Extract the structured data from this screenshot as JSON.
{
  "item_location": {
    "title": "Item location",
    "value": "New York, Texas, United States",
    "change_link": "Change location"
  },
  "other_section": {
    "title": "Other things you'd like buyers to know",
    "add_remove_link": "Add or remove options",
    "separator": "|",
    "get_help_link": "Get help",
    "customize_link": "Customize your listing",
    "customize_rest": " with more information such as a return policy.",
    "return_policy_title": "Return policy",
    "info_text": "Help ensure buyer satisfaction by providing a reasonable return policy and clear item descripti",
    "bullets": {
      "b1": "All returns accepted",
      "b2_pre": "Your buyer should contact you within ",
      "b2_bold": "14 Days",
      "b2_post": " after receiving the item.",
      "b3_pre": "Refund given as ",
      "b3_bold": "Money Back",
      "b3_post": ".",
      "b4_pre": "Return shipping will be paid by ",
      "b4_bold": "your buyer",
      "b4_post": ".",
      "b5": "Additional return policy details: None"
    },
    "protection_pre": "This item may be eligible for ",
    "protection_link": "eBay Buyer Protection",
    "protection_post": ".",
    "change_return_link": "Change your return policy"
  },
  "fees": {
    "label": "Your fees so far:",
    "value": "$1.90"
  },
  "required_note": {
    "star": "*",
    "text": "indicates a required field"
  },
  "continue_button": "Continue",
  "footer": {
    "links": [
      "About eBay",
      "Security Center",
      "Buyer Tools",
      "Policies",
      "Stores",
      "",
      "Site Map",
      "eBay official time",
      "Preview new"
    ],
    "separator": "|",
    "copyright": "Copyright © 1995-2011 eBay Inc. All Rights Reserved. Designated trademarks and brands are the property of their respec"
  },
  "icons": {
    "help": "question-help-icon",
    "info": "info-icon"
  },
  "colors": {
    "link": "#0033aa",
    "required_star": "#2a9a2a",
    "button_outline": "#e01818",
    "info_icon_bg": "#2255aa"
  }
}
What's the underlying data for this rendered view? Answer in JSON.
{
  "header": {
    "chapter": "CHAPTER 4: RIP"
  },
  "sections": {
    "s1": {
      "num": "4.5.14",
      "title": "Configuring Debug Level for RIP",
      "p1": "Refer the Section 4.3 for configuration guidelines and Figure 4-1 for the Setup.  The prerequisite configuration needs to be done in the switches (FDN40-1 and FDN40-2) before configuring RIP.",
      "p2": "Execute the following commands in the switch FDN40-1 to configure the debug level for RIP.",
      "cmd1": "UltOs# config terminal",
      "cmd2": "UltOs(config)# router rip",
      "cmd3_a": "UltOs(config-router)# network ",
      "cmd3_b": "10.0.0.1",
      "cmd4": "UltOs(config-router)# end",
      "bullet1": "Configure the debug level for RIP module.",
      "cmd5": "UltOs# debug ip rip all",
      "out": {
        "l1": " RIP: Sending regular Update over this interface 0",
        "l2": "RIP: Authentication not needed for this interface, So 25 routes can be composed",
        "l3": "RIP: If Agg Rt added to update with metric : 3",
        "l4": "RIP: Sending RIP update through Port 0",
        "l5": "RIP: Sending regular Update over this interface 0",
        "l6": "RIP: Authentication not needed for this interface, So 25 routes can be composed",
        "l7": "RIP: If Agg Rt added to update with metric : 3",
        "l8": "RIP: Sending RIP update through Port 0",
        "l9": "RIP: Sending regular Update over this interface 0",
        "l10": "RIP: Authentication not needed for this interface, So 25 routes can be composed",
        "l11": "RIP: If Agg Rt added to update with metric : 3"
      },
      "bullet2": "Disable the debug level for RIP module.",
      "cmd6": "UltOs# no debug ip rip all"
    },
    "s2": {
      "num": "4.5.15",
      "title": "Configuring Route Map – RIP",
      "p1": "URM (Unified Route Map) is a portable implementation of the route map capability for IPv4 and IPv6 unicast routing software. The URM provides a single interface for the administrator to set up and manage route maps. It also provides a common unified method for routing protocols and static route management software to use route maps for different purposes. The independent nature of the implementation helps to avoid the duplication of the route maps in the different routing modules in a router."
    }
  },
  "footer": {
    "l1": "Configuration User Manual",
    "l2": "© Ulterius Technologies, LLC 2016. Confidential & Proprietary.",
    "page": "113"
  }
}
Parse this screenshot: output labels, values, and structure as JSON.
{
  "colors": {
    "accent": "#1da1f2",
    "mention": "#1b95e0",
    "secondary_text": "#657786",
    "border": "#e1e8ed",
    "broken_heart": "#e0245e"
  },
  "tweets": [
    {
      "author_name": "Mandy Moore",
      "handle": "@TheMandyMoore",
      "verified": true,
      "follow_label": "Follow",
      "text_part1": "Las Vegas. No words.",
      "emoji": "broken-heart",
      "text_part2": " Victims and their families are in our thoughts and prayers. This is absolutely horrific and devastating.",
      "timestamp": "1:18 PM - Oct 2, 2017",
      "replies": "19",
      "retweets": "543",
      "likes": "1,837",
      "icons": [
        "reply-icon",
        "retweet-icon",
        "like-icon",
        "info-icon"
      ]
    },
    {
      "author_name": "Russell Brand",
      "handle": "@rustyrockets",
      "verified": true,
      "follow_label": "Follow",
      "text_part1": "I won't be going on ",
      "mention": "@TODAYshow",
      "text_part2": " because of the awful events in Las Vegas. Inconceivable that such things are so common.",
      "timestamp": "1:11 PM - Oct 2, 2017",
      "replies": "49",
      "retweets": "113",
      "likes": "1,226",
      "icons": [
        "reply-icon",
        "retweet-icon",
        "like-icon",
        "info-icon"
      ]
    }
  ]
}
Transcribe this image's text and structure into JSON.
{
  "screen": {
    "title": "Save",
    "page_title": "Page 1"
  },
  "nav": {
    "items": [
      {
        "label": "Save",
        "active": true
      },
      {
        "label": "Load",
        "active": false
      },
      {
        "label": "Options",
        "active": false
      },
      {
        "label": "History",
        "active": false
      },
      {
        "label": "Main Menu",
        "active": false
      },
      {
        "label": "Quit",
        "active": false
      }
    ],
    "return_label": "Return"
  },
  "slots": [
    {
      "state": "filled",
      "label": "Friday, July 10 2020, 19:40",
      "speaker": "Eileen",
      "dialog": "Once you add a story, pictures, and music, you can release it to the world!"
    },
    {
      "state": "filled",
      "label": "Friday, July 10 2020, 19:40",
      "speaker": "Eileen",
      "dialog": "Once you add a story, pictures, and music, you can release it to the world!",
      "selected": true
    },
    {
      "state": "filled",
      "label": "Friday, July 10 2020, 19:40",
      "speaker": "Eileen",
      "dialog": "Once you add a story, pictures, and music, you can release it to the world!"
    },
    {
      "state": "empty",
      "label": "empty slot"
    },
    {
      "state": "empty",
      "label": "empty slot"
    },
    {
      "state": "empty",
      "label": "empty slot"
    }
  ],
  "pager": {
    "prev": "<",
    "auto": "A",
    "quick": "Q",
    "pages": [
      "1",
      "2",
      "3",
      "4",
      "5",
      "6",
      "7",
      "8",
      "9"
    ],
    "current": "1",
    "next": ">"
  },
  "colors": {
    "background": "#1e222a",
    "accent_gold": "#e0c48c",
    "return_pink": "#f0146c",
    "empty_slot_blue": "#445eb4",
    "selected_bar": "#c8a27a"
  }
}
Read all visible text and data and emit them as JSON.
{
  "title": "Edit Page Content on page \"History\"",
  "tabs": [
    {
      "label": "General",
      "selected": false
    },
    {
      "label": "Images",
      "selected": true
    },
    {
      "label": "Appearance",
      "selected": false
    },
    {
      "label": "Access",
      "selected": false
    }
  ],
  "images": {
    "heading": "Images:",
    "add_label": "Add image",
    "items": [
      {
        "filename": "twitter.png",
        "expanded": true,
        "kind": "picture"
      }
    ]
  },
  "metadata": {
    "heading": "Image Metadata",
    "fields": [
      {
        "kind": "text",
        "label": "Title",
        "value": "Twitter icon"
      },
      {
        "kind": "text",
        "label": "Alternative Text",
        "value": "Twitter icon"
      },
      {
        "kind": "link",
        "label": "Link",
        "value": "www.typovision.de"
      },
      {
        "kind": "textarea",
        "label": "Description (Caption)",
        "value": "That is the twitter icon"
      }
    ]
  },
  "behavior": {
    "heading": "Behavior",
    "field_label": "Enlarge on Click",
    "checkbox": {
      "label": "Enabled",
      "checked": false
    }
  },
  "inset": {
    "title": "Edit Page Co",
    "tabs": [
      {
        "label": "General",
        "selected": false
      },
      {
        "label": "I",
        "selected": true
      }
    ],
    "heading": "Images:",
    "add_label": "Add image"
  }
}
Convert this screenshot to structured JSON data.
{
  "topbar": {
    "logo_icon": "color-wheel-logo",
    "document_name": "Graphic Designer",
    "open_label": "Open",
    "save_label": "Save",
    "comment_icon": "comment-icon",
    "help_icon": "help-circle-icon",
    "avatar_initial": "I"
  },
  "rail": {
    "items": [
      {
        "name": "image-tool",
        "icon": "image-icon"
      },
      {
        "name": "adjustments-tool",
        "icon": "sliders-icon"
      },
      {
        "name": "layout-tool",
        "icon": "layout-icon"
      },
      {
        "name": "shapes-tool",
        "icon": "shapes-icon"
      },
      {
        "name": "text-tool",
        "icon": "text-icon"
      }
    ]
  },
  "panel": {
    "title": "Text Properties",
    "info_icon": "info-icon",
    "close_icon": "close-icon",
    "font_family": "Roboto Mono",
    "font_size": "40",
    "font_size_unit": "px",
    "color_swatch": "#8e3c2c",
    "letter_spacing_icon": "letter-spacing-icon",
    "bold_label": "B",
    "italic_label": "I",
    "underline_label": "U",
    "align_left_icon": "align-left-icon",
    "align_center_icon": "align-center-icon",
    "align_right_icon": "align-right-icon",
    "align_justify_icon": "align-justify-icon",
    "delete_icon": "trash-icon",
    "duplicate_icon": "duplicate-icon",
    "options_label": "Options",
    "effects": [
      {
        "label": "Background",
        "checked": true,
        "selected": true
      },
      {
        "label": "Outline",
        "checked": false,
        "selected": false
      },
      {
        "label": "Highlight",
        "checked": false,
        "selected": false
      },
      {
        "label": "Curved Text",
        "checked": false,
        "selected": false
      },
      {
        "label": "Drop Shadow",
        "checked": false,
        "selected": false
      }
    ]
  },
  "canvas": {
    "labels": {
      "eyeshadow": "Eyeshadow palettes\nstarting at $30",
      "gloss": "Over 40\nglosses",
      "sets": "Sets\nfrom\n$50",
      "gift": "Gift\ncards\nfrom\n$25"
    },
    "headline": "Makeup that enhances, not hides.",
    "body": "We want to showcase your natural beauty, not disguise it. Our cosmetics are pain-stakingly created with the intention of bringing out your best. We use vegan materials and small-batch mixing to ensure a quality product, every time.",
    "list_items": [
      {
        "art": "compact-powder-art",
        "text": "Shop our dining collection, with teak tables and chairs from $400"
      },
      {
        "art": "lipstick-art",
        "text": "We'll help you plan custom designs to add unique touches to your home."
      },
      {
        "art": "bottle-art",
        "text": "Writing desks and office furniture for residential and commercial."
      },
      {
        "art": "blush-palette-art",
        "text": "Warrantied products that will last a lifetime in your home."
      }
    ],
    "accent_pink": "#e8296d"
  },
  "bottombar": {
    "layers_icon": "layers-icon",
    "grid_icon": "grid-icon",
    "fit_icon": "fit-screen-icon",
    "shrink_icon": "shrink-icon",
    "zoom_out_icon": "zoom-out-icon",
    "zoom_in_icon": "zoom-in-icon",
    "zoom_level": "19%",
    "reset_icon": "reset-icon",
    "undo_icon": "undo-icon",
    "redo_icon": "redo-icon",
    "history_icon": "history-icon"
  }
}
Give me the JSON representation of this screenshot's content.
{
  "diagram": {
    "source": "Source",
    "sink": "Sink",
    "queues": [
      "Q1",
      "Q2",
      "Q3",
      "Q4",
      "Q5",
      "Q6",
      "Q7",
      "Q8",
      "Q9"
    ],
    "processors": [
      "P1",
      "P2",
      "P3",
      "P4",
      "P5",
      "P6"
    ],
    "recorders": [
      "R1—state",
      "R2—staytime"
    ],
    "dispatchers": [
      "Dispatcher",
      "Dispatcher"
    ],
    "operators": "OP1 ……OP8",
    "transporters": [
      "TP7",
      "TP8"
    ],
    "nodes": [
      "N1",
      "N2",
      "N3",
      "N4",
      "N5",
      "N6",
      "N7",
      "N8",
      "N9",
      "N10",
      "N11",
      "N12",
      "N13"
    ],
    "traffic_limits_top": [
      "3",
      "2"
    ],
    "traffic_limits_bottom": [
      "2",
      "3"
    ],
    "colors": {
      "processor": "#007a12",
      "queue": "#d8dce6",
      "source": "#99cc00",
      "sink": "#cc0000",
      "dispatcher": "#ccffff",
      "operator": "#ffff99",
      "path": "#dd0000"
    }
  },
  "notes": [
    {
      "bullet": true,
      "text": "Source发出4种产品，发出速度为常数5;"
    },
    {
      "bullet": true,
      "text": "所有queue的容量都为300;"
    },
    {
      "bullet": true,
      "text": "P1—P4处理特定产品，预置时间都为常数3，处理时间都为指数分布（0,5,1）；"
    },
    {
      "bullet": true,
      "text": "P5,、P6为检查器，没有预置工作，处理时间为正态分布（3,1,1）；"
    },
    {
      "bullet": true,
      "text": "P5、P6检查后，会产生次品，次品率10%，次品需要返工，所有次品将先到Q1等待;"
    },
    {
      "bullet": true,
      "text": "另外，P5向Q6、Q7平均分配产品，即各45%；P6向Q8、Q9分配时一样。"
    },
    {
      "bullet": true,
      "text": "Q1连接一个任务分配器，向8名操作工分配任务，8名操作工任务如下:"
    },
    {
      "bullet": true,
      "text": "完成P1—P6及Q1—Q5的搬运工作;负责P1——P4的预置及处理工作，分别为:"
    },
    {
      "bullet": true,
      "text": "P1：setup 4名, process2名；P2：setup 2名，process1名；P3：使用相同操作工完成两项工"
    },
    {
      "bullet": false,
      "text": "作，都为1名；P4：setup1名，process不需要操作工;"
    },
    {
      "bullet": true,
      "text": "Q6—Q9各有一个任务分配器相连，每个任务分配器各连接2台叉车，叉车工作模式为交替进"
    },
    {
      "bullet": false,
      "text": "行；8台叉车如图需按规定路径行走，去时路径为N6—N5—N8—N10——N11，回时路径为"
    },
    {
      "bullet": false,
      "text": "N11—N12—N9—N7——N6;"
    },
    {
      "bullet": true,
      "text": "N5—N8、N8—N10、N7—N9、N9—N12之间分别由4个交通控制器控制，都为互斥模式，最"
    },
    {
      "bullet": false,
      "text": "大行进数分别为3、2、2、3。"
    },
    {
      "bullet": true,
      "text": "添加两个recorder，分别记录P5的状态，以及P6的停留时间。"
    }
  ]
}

=-=-=

» What you will do
Extract all lines containing the word "ensure".

» Complete response
    "info_text": "Help ensure buyer satisfaction by providing a reasonable return policy and clear item descripti",
    "body": "We want to showcase your natural beauty, not disguise it. Our cosmetics are pain-stakingly created with the intention of bringing out your best. We use vegan materials and small-batch mixing to ensure a quality product, every time.",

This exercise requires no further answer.